AIM OF THE EXERCISE: Find all the lines with "artiste" and gather them.

DATA PROVIDED:
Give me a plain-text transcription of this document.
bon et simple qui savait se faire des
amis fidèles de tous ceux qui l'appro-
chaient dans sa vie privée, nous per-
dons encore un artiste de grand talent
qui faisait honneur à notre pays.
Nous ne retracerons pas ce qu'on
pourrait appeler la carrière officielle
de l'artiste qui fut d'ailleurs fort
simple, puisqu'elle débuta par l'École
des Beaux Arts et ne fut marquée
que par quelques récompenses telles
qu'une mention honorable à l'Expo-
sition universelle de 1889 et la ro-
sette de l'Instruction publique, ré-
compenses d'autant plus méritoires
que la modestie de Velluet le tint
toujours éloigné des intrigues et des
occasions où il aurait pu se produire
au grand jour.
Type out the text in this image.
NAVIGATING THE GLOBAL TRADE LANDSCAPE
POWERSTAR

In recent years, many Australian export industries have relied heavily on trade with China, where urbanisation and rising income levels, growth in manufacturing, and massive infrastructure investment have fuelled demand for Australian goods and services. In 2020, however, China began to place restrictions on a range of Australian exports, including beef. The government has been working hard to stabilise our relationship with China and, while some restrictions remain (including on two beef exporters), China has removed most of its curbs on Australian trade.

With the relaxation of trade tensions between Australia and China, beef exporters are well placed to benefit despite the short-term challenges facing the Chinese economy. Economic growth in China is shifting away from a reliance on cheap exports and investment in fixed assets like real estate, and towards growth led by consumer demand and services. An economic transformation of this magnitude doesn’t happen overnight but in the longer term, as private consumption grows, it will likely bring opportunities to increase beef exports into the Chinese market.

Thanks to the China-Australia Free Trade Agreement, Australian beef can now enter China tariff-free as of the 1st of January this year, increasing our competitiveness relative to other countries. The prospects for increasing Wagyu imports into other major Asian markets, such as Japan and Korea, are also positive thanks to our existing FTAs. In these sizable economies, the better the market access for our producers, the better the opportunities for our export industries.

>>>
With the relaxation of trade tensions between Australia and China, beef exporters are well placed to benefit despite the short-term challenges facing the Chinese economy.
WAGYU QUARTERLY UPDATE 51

FULL OUTPUT:
dons encore un artiste de grand talent
de l'artiste qui fut d'ailleurs fort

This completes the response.